**SET TASK**
Render every line of the material below as a JSON list of strings, one string per line, leaving out blank lines.

------ AVAILABLE RECORDS

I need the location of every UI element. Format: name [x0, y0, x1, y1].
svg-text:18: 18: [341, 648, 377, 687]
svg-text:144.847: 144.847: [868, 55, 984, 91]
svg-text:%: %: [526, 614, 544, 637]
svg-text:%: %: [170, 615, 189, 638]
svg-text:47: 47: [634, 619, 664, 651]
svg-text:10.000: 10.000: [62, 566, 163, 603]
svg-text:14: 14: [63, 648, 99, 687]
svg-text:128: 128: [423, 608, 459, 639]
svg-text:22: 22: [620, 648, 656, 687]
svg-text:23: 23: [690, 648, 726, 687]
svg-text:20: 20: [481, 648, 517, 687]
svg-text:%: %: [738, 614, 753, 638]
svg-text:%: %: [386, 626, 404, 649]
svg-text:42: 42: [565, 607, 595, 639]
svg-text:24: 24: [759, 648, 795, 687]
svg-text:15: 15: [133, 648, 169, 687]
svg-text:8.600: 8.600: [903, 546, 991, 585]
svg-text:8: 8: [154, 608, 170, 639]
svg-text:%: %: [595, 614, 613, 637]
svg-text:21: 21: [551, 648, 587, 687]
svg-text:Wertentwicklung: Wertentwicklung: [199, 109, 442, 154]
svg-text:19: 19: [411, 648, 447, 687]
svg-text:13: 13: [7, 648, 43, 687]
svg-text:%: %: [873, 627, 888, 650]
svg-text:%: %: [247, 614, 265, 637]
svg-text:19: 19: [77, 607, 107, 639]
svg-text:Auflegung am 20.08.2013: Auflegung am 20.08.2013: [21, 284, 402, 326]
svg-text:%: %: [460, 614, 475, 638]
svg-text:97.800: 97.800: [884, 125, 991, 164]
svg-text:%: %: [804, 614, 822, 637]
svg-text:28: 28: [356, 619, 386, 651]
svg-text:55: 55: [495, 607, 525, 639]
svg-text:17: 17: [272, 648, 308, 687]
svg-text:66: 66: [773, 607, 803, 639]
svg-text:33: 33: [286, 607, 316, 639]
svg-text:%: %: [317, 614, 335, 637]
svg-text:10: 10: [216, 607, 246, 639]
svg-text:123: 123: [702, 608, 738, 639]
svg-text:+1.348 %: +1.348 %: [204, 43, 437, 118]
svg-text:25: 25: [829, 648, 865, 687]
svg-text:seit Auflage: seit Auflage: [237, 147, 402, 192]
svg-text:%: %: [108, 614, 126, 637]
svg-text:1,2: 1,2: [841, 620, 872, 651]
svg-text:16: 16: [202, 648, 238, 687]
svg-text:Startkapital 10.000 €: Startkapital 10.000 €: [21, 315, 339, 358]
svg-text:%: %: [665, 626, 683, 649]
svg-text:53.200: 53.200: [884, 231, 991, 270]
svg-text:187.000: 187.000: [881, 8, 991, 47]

------------

**COMPLETE OUTPUT**
[
  "I need the location of every UI element. Format: name [x0, y0, x1, y1].",
  "svg-text:18: 18: [341, 648, 377, 687]",
  "svg-text:144.847: 144.847: [868, 55, 984, 91]",
  "svg-text:%: %: [526, 614, 544, 637]",
  "svg-text:%: %: [170, 615, 189, 638]",
  "svg-text:47: 47: [634, 619, 664, 651]",
  "svg-text:10.000: 10.000: [62, 566, 163, 603]",
  "svg-text:14: 14: [63, 648, 99, 687]",
  "svg-text:128: 128: [423, 608, 459, 639]",
  "svg-text:22: 22: [620, 648, 656, 687]",
  "svg-text:23: 23: [690, 648, 726, 687]",
  "svg-text:20: 20: [481, 648, 517, 687]",
  "svg-text:%: %: [738, 614, 753, 638]",
  "svg-text:%: %: [386, 626, 404, 649]",
  "svg-text:42: 42: [565, 607, 595, 639]",
  "svg-text:24: 24: [759, 648, 795, 687]",
  "svg-text:15: 15: [133, 648, 169, 687]",
  "svg-text:8.600: 8.600: [903, 546, 991, 585]",
  "svg-text:8: 8: [154, 608, 170, 639]",
  "svg-text:%: %: [595, 614, 613, 637]",
  "svg-text:21: 21: [551, 648, 587, 687]",
  "svg-text:Wertentwicklung: Wertentwicklung: [199, 109, 442, 154]",
  "svg-text:19: 19: [411, 648, 447, 687]",
  "svg-text:13: 13: [7, 648, 43, 687]",
  "svg-text:%: %: [873, 627, 888, 650]",
  "svg-text:%: %: [247, 614, 265, 637]",
  "svg-text:19: 19: [77, 607, 107, 639]",
  "svg-text:Auflegung am 20.08.2013: Auflegung am 20.08.2013: [21, 284, 402, 326]",
  "svg-text:%: %: [460, 614, 475, 638]",
  "svg-text:97.800: 97.800: [884, 125, 991, 164]",
  "svg-text:%: %: [804, 614, 822, 637]",
  "svg-text:28: 28: [356, 619, 386, 651]",
  "svg-text:55: 55: [495, 607, 525, 639]",
  "svg-text:17: 17: [272, 648, 308, 687]",
  "svg-text:66: 66: [773, 607, 803, 639]",
  "svg-text:33: 33: [286, 607, 316, 639]",
  "svg-text:%: %: [317, 614, 335, 637]",
  "svg-text:10: 10: [216, 607, 246, 639]",
  "svg-text:123: 123: [702, 608, 738, 639]",
  "svg-text:+1.348 %: +1.348 %: [204, 43, 437, 118]",
  "svg-text:25: 25: [829, 648, 865, 687]",
  "svg-text:seit Auflage: seit Auflage: [237, 147, 402, 192]",
  "svg-text:%: %: [108, 614, 126, 637]",
  "svg-text:1,2: 1,2: [841, 620, 872, 651]",
  "svg-text:16: 16: [202, 648, 238, 687]",
  "svg-text:Startkapital 10.000 €: Startkapital 10.000 €: [21, 315, 339, 358]",
  "svg-text:%: %: [665, 626, 683, 649]",
  "svg-text:53.200: 53.200: [884, 231, 991, 270]",
  "svg-text:187.000: 187.000: [881, 8, 991, 47]"
]